# Set problem
Below are some records. Copy every line in them that holds "impostazioni".

[Begin Provided records]

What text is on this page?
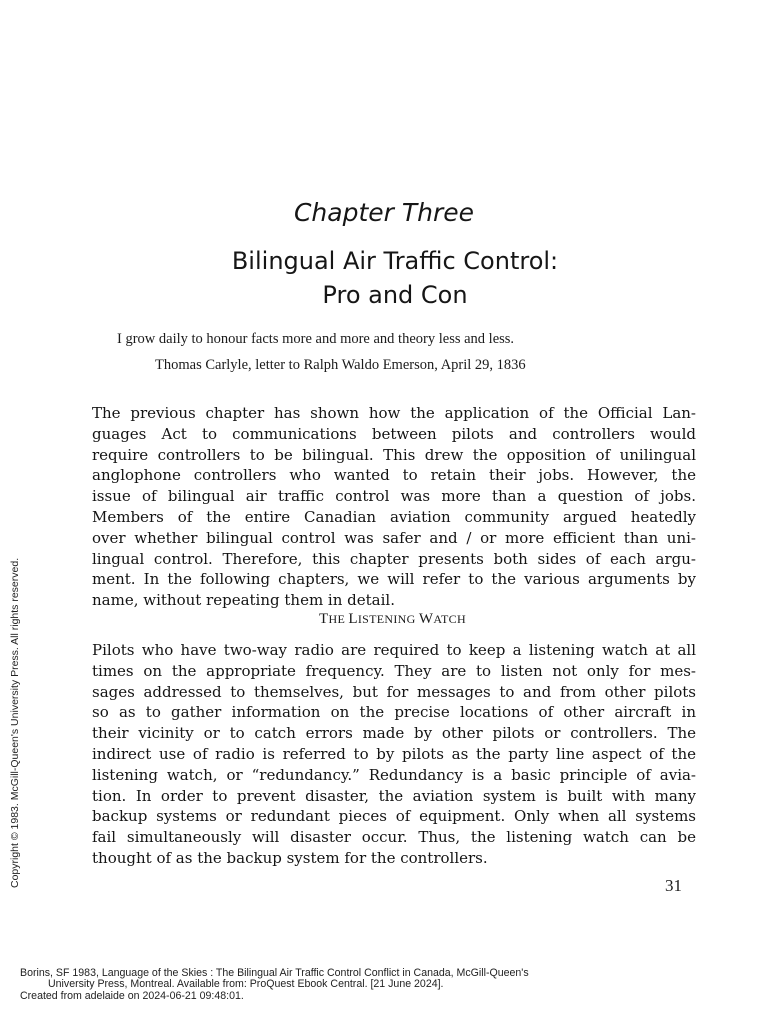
Chapter Three
Bilingual Air Traffic Control:
Pro and Con
I grow daily to honour facts more and more and theory less and less.
Thomas Carlyle, letter to Ralph Waldo Emerson, April 29, 1836
The previous chapter has shown how the application of the Official Lan-
guages Act to communications between pilots and controllers would
require controllers to be bilingual. This drew the opposition of unilingual
anglophone controllers who wanted to retain their jobs. However, the
issue of bilingual air traffic control was more than a question of jobs.
Members of the entire Canadian aviation community argued heatedly
over whether bilingual control was safer and / or more efficient than uni-
lingual control. Therefore, this chapter presents both sides of each argu-
ment. In the following chapters, we will refer to the various arguments by
name, without repeating them in detail.
THE LISTENING WATCH
Pilots who have two-way radio are required to keep a listening watch at all
times on the appropriate frequency. They are to listen not only for mes-
sages addressed to themselves, but for messages to and from other pilots
so as to gather information on the precise locations of other aircraft in
their vicinity or to catch errors made by other pilots or controllers. The
indirect use of radio is referred to by pilots as the party line aspect of the
listening watch, or “redundancy.” Redundancy is a basic principle of avia-
tion. In order to prevent disaster, the aviation system is built with many
backup systems or redundant pieces of equipment. Only when all systems
fail simultaneously will disaster occur. Thus, the listening watch can be
thought of as the backup system for the controllers.
31
Copyright © 1983. McGill-Queen's University Press. All rights reserved.
Borins, SF 1983, Language of the Skies : The Bilingual Air Traffic Control Conflict in Canada, McGill-Queen's
University Press, Montreal. Available from: ProQuest Ebook Central. [21 June 2024].
Created from adelaide on 2024-06-21 09:48:01.
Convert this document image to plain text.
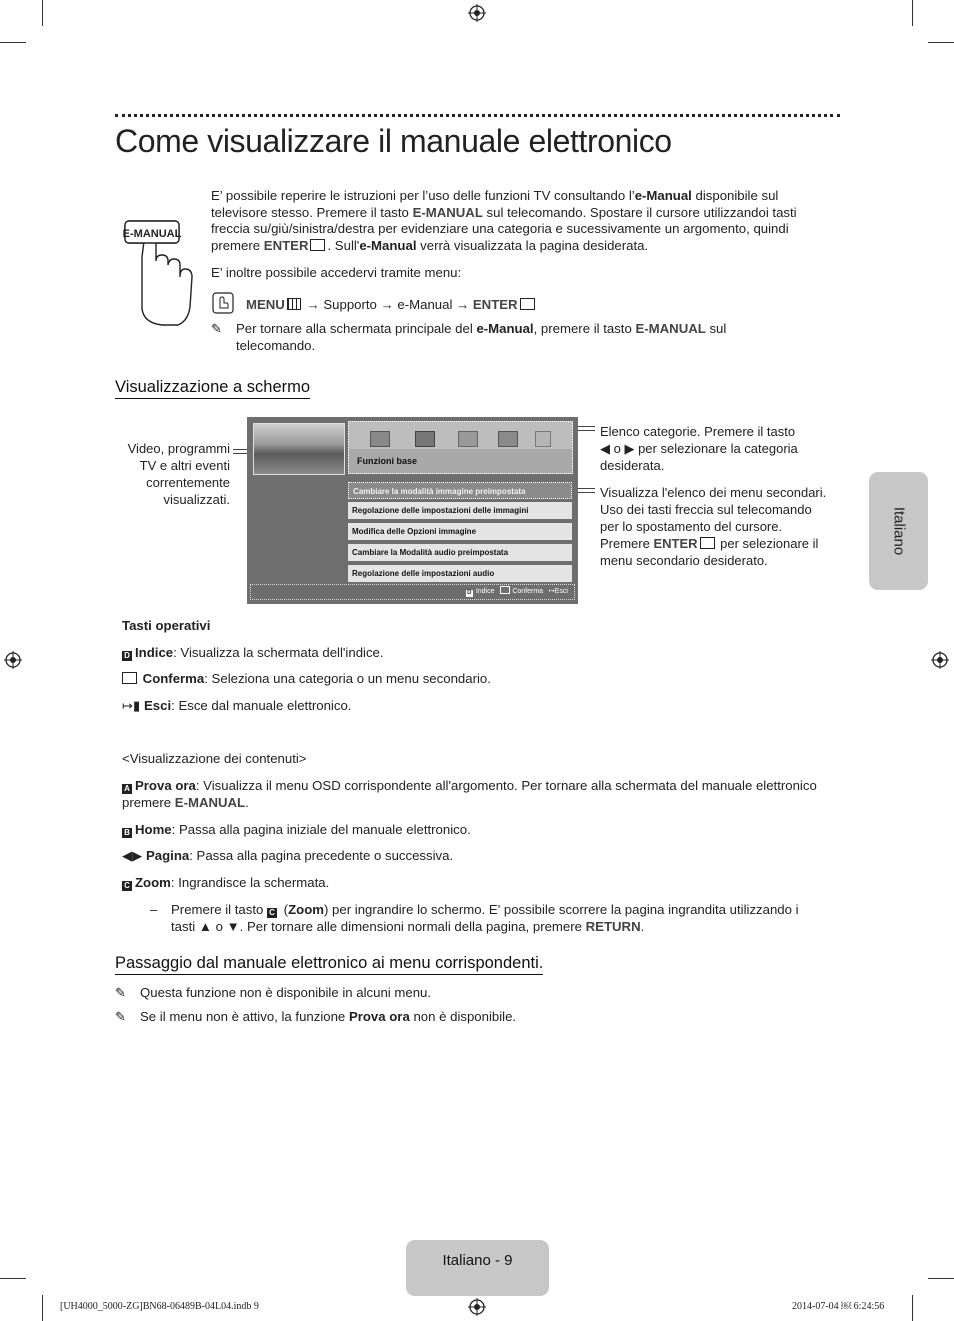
Come visualizzare il manuale elettronico
E-MANUAL
E’ possibile reperire le istruzioni per l’uso delle funzioni TV consultando l’e-Manual disponibile sul televisore stesso. Premere il tasto E-MANUAL sul telecomando. Spostare il cursore utilizzandoi tasti freccia su/giù/sinistra/destra per evidenziare una categoria e sucessivamente un argomento, quindi premere ENTER . Sull'e-Manual verrà visualizzata la pagina desiderata.
E’ inoltre possibile accedervi tramite menu:
MENU → Supporto → e-Manual → ENTER
✎ Per tornare alla schermata principale del e-Manual, premere il tasto E-MANUAL sul telecomando.
Visualizzazione a schermo
Video, programmi
TV e altri eventi
correntemente
visualizzati.
Funzioni base
Cambiare la modalità immagine preimpostata
Regolazione delle impostazioni delle immagini
Modifica delle Opzioni immagine
Cambiare la Modalità audio preimpostata
Regolazione delle impostazioni audio
D Indice	Conferma ↦Esci
Elenco categorie. Premere il tasto
◀ o ▶ per selezionare la categoria
desiderata.
Visualizza l'elenco dei menu secondari.
Uso dei tasti freccia sul telecomando
per lo spostamento del cursore.
Premere ENTER per selezionare il
menu secondario desiderato.
Tasti operativi
D Indice: Visualizza la schermata dell'indice.
Conferma: Seleziona una categoria o un menu secondario.
↦▮ Esci: Esce dal manuale elettronico.
<Visualizzazione dei contenuti>
A Prova ora: Visualizza il menu OSD corrispondente all'argomento. Per tornare alla schermata del manuale elettronico premere E-MANUAL.
B Home: Passa alla pagina iniziale del manuale elettronico.
◀▶ Pagina: Passa alla pagina precedente o successiva.
C Zoom: Ingrandisce la schermata.
– Premere il tasto C (Zoom) per ingrandire lo schermo. E' possibile scorrere la pagina ingrandita utilizzando i tasti ▲ o ▼. Per tornare alle dimensioni normali della pagina, premere RETURN.
Passaggio dal manuale elettronico ai menu corrispondenti.
✎ Questa funzione non è disponibile in alcuni menu.
✎ Se il menu non è attivo, la funzione Prova ora non è disponibile.
Italiano
Italiano - 9
[UH4000_5000-ZG]BN68-06489B-04L04.indb 9	2014-07-04 ￼ 6:24:56
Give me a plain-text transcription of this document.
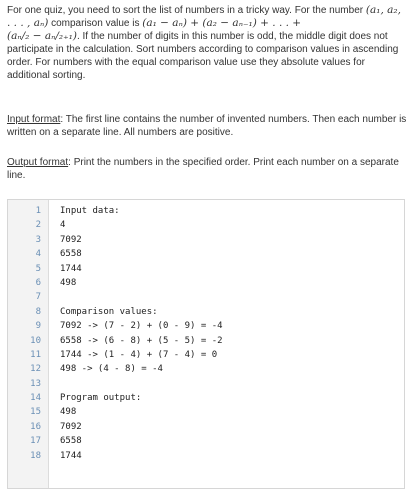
For one quiz, you need to sort the list of numbers in a tricky way. For the number (a₁, a₂, . . . , aₙ) comparison value is (a₁ − aₙ) + (a₂ − aₙ₋₁) + . . . +
(aₙ/₂ − aₙ/₂₊₁). If the number of digits in this number is odd, the middle digit does not participate in the calculation. Sort numbers according to comparison values in ascending order. For numbers with the equal comparison value use they absolute values for additional sorting.
Input format: The first line contains the number of invented numbers. Then each number is written on a separate line. All numbers are positive.
Output format: Print the numbers in the specified order. Print each number on a separate line.
1 Input data:
2 4
3 7092
4 6558
5 1744
6 498
7
8 Comparison values:
9 7092 -> (7 - 2) + (0 - 9) = -4
10 6558 -> (6 - 8) + (5 - 5) = -2
11 1744 -> (1 - 4) + (7 - 4) = 0
12 498 -> (4 - 8) = -4
13
14 Program output:
15 498
16 7092
17 6558
18 1744
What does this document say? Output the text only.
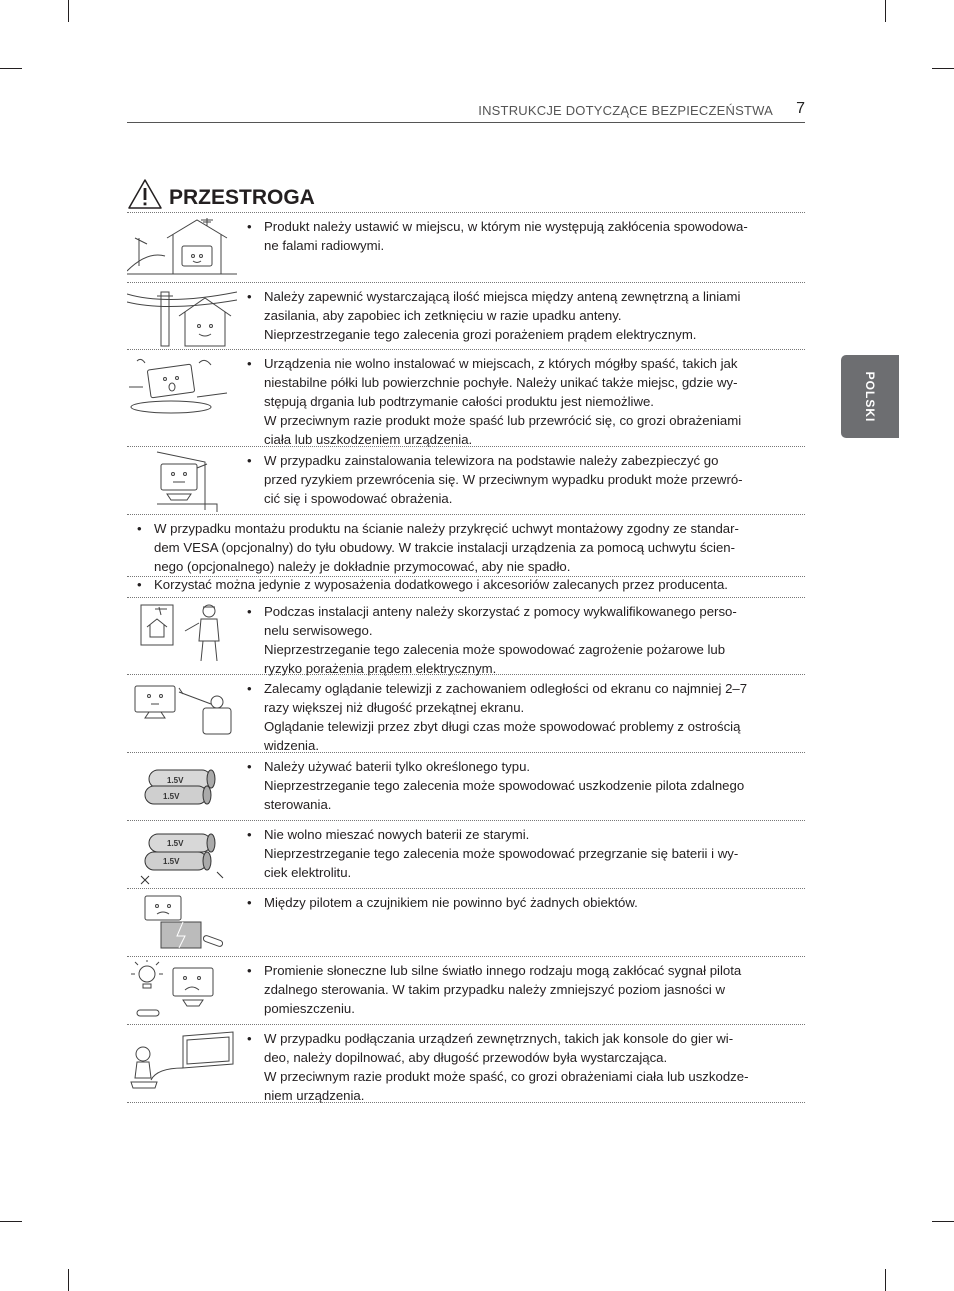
INSTRUKCJE DOTYCZĄCE BEZPIECZEŃSTWA 7
POLSKI
PRZESTROGA
• Produkt należy ustawić w miejscu, w którym nie występują zakłócenia spowodowa-
ne falami radiowymi.
• Należy zapewnić wystarczającą ilość miejsca między anteną zewnętrzną a liniami
zasilania, aby zapobiec ich zetknięciu w razie upadku anteny.
Nieprzestrzeganie tego zalecenia grozi porażeniem prądem elektrycznym.
• Urządzenia nie wolno instalować w miejscach, z których mógłby spaść, takich jak
niestabilne półki lub powierzchnie pochyłe. Należy unikać także miejsc, gdzie wy-
stępują drgania lub podtrzymanie całości produktu jest niemożliwe.
W przeciwnym razie produkt może spaść lub przewrócić się, co grozi obrażeniami
ciała lub uszkodzeniem urządzenia.
• W przypadku zainstalowania telewizora na podstawie należy zabezpieczyć go
przed ryzykiem przewrócenia się. W przeciwnym wypadku produkt może przewró-
cić się i spowodować obrażenia.
• W przypadku montażu produktu na ścianie należy przykręcić uchwyt montażowy zgodny ze standar-
dem VESA (opcjonalny) do tyłu obudowy. W trakcie instalacji urządzenia za pomocą uchwytu ścien-
nego (opcjonalnego) należy je dokładnie przymocować, aby nie spadło.
• Korzystać można jedynie z wyposażenia dodatkowego i akcesoriów zalecanych przez producenta.
• Podczas instalacji anteny należy skorzystać z pomocy wykwalifikowanego perso-
nelu serwisowego.
Nieprzestrzeganie tego zalecenia może spowodować zagrożenie pożarowe lub
ryzyko porażenia prądem elektrycznym.
• Zalecamy oglądanie telewizji z zachowaniem odległości od ekranu co najmniej 2–7
razy większej niż długość przekątnej ekranu.
Oglądanie telewizji przez zbyt długi czas może spowodować problemy z ostrością
widzenia.
1.5V
1.5V
• Należy używać baterii tylko określonego typu.
Nieprzestrzeganie tego zalecenia może spowodować uszkodzenie pilota zdalnego
sterowania.
1.5V
1.5V
• Nie wolno mieszać nowych baterii ze starymi.
Nieprzestrzeganie tego zalecenia może spowodować przegrzanie się baterii i wy-
ciek elektrolitu.
• Między pilotem a czujnikiem nie powinno być żadnych obiektów.
• Promienie słoneczne lub silne światło innego rodzaju mogą zakłócać sygnał pilota
zdalnego sterowania. W takim przypadku należy zmniejszyć poziom jasności w
pomieszczeniu.
• W przypadku podłączania urządzeń zewnętrznych, takich jak konsole do gier wi-
deo, należy dopilnować, aby długość przewodów była wystarczająca.
W przeciwnym razie produkt może spaść, co grozi obrażeniami ciała lub uszkodze-
niem urządzenia.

[End Provided records]

# Reply to the exercise
Regolazione delle impostazioni delle immagini
Regolazione delle impostazioni audio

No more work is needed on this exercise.